Check every line of the entries for "Regime", and copy the lines that hold it.

--- BEGIN Records provided ---

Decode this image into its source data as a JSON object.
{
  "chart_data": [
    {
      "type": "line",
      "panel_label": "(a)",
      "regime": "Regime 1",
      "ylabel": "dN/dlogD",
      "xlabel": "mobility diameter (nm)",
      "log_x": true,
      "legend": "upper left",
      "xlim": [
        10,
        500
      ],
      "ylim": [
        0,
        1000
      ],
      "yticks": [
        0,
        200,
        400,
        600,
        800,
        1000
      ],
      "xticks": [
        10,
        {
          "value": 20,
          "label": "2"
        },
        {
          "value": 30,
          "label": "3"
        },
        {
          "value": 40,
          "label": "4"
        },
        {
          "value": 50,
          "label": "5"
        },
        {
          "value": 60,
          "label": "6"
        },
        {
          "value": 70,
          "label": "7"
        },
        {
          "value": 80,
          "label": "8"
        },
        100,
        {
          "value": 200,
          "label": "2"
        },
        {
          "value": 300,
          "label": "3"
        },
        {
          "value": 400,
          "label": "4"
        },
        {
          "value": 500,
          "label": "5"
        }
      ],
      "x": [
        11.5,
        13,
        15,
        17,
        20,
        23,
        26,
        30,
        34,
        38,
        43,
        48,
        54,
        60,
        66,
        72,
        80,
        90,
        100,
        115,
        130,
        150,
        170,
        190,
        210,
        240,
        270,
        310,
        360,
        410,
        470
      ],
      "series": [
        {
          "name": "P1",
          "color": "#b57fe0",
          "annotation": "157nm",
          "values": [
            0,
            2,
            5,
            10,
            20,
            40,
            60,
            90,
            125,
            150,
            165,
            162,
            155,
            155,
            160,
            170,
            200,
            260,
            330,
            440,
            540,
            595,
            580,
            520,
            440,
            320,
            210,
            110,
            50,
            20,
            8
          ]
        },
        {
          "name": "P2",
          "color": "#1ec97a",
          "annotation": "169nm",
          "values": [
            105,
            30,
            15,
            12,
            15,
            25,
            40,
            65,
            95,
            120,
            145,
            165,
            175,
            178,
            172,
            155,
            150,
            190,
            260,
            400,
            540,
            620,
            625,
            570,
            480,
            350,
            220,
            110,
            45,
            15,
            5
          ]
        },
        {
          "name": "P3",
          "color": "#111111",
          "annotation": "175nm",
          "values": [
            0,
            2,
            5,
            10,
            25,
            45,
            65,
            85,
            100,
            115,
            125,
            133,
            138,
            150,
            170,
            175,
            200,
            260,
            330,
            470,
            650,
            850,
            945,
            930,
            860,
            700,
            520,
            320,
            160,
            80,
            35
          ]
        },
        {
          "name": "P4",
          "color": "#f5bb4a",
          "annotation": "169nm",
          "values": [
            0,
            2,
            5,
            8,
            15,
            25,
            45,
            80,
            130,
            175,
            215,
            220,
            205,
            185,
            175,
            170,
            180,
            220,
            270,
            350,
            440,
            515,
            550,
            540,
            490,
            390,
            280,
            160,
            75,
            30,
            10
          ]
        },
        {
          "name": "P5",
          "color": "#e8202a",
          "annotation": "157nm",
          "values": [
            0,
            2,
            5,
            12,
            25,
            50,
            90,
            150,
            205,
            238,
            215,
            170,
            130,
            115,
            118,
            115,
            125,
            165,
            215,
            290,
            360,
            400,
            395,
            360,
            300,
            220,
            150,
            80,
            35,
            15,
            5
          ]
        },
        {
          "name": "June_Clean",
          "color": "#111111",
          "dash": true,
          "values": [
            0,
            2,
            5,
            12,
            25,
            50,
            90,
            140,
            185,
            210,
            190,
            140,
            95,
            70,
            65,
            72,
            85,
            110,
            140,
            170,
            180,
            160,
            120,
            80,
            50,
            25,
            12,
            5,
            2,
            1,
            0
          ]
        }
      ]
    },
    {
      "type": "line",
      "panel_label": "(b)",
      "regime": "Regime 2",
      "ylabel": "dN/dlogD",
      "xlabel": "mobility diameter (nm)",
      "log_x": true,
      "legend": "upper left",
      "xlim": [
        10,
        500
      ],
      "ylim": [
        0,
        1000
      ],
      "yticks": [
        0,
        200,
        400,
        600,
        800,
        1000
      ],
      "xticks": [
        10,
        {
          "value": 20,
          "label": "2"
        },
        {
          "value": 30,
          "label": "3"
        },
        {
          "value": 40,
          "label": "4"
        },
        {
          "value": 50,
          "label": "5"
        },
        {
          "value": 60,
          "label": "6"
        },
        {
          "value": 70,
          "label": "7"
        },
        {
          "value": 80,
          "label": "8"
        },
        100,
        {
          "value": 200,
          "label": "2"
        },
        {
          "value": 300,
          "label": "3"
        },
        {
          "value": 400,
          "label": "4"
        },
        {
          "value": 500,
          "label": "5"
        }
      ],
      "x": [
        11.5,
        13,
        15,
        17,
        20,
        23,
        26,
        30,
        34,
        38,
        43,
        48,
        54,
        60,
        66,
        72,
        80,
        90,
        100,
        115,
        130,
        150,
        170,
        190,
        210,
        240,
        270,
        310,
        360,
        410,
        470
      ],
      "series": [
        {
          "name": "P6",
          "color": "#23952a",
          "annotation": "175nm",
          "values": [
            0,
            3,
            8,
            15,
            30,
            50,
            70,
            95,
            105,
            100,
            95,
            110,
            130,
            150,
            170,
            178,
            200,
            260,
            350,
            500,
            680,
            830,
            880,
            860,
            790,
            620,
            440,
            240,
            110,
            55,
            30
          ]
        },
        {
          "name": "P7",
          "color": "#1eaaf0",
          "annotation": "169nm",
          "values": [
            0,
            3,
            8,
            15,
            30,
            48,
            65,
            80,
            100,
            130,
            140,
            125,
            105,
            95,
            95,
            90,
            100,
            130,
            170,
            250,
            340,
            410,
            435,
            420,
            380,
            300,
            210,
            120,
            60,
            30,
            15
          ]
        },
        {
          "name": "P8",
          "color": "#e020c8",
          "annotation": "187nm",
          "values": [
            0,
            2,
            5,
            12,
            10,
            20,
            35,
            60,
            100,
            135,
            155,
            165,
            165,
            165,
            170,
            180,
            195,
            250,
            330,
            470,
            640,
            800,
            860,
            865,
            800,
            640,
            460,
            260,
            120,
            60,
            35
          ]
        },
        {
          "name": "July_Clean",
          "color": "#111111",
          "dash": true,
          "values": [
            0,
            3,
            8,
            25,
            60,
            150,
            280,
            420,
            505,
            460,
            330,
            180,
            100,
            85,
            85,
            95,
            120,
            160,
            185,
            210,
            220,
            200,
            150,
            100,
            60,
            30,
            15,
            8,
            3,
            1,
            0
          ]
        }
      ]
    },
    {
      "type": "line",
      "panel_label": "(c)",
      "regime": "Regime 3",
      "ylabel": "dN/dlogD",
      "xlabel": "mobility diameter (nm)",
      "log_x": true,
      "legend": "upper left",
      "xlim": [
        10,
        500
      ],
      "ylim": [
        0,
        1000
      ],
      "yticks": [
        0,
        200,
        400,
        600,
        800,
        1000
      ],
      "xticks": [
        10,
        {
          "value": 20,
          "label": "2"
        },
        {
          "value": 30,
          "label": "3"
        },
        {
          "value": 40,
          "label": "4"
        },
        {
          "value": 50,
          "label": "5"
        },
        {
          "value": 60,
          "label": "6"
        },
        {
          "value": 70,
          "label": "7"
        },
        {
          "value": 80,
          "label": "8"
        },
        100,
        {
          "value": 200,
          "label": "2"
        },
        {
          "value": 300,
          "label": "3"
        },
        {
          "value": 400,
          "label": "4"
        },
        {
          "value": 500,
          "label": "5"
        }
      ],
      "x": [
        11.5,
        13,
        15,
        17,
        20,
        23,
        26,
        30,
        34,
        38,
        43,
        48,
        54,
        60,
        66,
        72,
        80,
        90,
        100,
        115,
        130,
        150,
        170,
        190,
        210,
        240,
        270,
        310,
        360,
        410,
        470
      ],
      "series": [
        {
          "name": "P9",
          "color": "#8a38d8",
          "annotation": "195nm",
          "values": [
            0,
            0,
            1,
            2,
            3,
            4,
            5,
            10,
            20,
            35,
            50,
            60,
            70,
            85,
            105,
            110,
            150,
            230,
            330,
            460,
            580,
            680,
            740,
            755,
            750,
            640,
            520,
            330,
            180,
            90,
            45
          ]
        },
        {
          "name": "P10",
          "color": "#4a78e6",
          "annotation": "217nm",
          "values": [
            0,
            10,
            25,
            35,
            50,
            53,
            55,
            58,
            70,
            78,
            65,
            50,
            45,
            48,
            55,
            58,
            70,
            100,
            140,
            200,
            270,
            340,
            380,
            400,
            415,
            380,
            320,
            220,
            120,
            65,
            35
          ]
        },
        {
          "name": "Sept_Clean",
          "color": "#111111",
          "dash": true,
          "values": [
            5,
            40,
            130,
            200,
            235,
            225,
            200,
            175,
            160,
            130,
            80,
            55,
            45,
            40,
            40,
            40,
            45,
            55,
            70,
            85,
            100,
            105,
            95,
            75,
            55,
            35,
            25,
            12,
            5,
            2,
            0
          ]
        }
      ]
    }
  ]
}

--- END Records provided ---

| Output of the exercise |
      "regime": "Regime 1",
      "regime": "Regime 2",
      "regime": "Regime 3",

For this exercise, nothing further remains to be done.